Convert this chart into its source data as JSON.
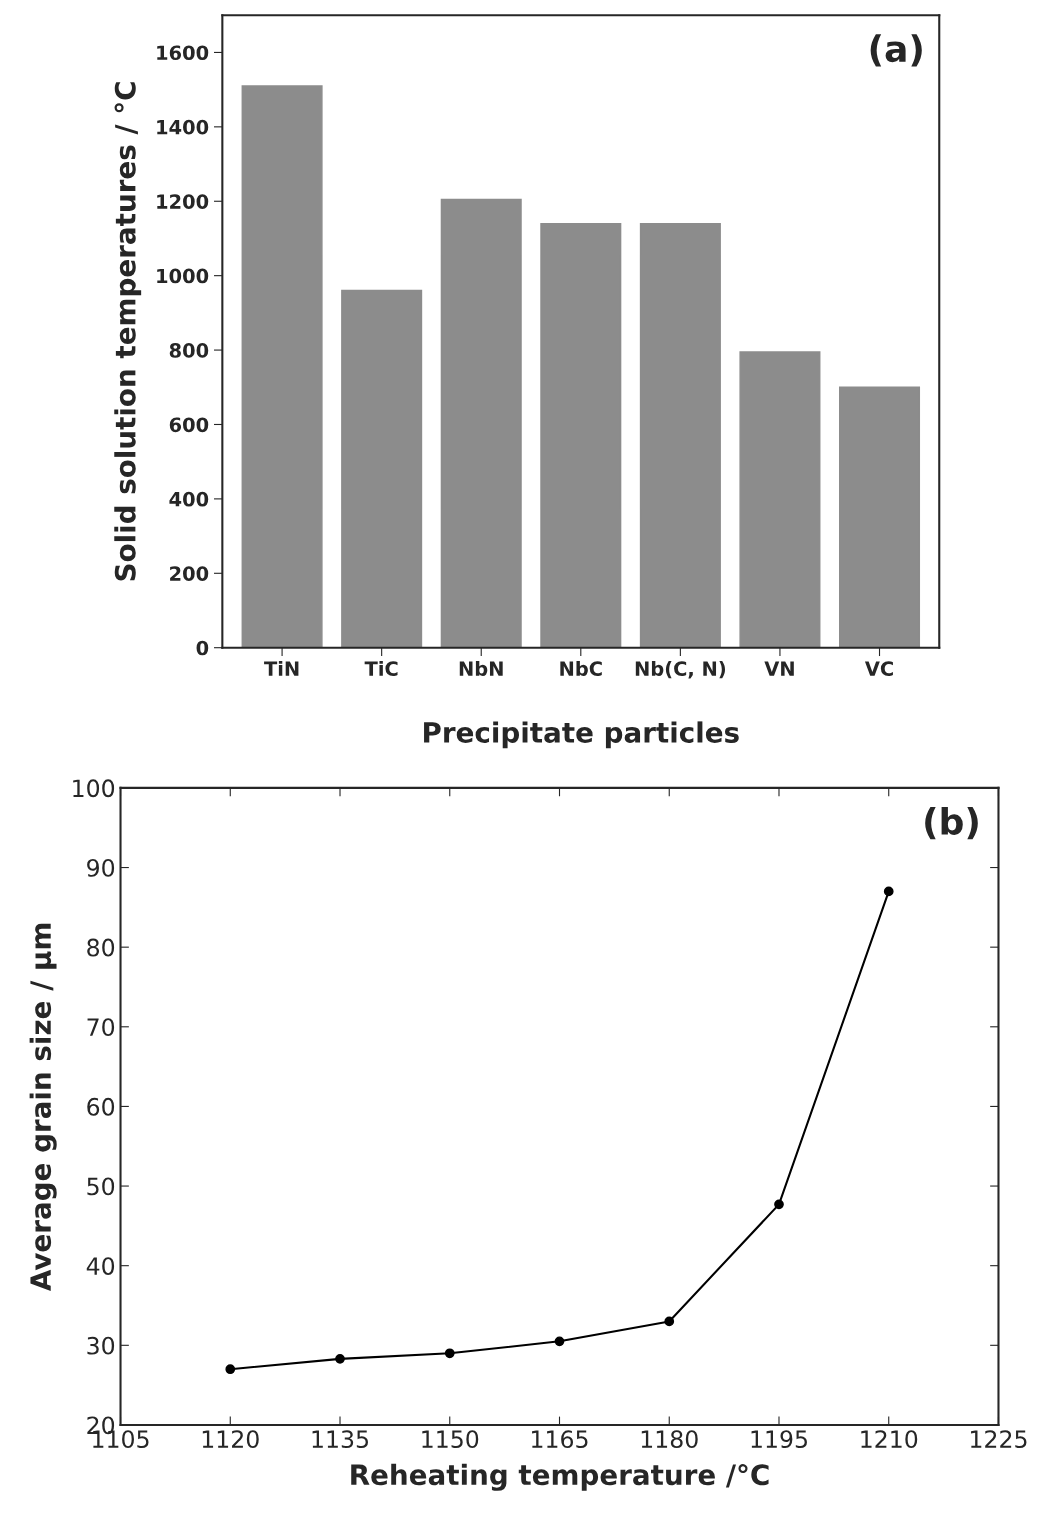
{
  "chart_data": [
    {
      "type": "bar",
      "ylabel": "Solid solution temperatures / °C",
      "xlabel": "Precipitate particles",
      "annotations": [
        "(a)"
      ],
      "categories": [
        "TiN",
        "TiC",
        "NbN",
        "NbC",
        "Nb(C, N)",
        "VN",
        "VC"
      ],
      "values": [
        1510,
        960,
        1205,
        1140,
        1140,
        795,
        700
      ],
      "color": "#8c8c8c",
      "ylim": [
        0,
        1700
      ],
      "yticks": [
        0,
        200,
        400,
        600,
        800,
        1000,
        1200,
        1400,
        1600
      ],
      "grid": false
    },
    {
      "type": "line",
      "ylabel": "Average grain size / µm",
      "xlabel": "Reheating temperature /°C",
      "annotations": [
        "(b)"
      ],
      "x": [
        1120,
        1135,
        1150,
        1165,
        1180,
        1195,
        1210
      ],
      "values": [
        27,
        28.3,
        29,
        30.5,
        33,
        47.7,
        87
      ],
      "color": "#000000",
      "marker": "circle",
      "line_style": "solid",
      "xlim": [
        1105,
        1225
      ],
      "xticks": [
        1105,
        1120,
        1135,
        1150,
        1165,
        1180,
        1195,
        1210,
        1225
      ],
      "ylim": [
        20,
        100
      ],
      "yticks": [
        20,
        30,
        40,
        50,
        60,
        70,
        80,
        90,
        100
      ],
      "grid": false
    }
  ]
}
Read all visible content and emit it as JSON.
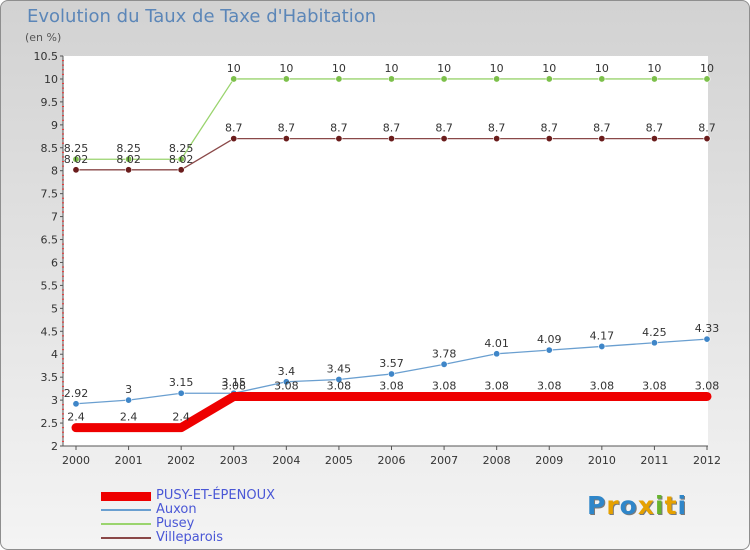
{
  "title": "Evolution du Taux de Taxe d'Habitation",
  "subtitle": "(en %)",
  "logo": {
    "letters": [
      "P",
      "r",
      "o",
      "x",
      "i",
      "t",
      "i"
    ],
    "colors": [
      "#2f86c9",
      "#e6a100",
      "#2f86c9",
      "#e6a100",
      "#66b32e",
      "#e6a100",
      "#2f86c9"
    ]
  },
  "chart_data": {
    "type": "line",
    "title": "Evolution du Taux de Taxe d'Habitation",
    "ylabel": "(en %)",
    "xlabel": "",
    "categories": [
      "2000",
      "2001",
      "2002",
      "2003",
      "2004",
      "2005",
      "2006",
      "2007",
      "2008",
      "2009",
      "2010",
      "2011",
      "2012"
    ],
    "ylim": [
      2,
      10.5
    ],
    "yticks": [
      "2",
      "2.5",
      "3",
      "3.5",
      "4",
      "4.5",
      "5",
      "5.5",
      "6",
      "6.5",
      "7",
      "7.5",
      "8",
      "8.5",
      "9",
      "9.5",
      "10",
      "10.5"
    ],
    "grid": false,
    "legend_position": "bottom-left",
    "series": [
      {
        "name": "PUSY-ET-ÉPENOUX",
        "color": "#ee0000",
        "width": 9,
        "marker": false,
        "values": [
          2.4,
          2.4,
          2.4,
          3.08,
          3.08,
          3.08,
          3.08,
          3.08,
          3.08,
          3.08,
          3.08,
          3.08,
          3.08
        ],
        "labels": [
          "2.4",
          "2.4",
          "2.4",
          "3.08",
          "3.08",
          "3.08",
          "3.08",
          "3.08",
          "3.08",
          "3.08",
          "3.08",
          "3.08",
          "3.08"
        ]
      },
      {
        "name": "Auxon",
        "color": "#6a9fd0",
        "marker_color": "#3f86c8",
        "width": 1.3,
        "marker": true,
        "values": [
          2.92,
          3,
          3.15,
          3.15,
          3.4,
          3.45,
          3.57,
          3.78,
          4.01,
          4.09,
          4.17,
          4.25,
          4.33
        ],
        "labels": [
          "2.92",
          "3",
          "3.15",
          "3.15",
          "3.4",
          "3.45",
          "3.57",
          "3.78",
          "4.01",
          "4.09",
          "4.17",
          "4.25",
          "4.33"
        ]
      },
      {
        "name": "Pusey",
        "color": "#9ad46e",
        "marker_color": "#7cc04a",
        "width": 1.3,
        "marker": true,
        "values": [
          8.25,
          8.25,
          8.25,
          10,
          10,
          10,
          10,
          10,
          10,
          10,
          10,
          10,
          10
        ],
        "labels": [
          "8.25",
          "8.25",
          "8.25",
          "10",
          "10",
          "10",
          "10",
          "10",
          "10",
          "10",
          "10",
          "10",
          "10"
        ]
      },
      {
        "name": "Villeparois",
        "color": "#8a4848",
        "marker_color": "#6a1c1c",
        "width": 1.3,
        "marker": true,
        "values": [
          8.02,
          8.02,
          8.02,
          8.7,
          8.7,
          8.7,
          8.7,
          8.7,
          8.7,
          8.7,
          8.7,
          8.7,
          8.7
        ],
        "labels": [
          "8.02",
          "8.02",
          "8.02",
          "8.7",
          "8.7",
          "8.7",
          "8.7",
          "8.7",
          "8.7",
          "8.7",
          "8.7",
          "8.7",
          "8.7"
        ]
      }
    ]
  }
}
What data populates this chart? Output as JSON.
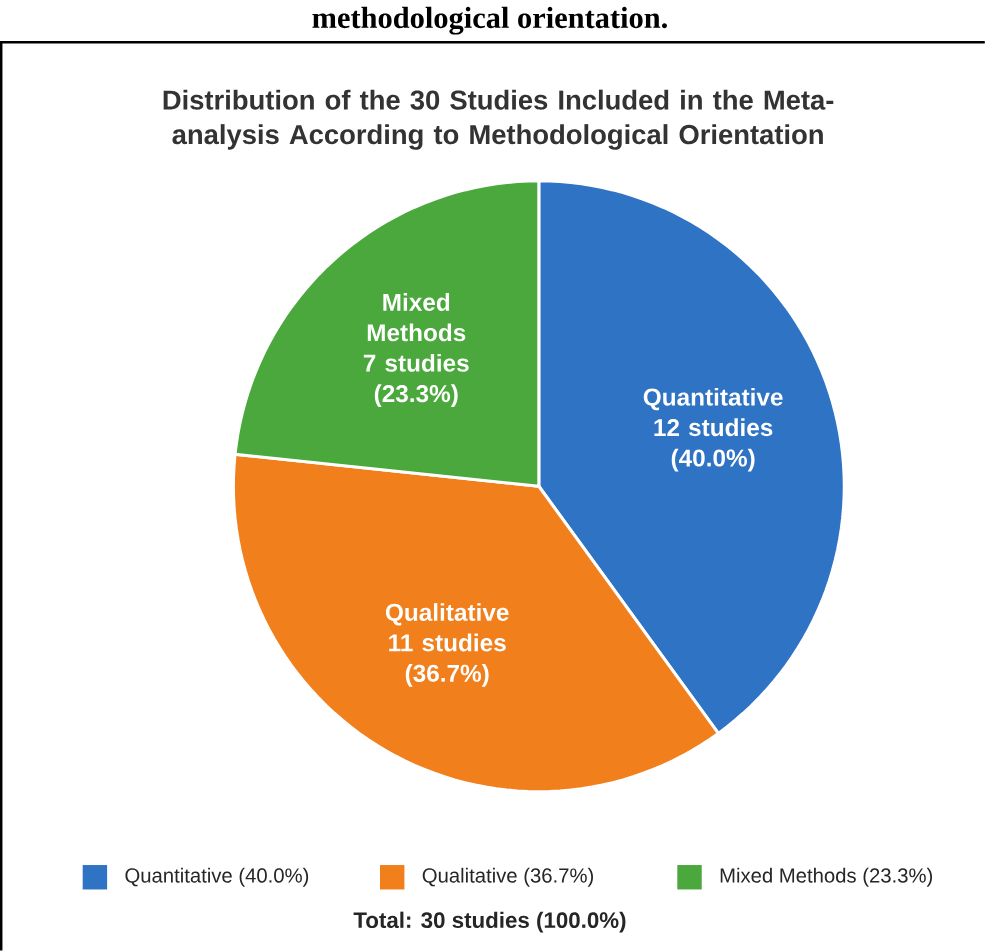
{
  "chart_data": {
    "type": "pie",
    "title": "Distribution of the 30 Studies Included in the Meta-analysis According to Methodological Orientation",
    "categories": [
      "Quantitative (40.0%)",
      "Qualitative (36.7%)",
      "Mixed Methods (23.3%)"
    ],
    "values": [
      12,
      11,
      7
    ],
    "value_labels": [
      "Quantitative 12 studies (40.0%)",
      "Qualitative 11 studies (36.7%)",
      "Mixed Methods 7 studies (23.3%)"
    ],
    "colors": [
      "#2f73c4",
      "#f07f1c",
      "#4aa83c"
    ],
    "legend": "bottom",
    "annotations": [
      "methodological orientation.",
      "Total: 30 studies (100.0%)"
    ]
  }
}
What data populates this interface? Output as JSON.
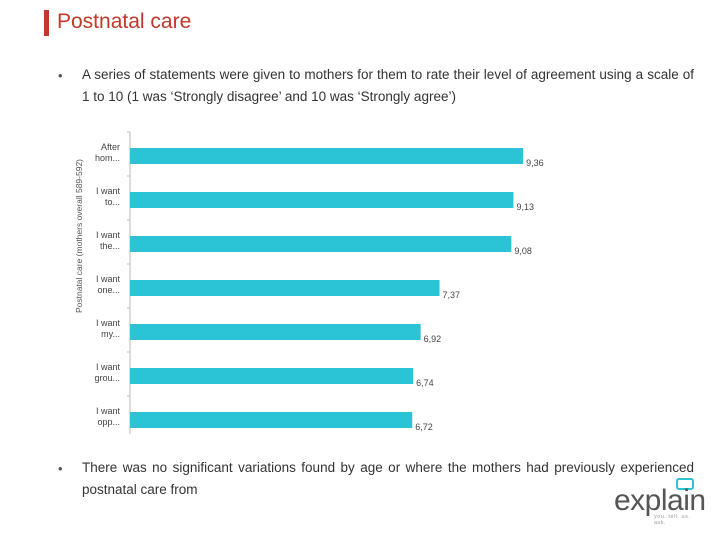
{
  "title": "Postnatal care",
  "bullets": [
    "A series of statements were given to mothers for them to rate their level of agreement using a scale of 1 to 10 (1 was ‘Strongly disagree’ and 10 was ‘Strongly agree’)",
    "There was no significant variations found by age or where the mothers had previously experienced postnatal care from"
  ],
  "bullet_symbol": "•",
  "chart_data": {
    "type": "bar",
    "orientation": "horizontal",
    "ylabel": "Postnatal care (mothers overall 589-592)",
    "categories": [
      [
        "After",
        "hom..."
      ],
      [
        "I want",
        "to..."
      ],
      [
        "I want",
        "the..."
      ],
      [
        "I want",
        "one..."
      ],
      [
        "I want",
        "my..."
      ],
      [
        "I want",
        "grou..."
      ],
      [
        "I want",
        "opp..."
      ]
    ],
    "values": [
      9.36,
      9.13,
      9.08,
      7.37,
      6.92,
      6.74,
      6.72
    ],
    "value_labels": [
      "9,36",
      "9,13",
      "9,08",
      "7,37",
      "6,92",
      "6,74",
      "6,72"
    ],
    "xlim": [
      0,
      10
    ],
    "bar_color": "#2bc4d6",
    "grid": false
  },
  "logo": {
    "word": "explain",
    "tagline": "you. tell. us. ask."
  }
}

-*-

WHAT NEEDS TO BE DONE: Extract all lines from the material above that include the word "bottom".

WORKED SOLUTION:
    "legend_position": "bottom-left",
    "legend": "bottom",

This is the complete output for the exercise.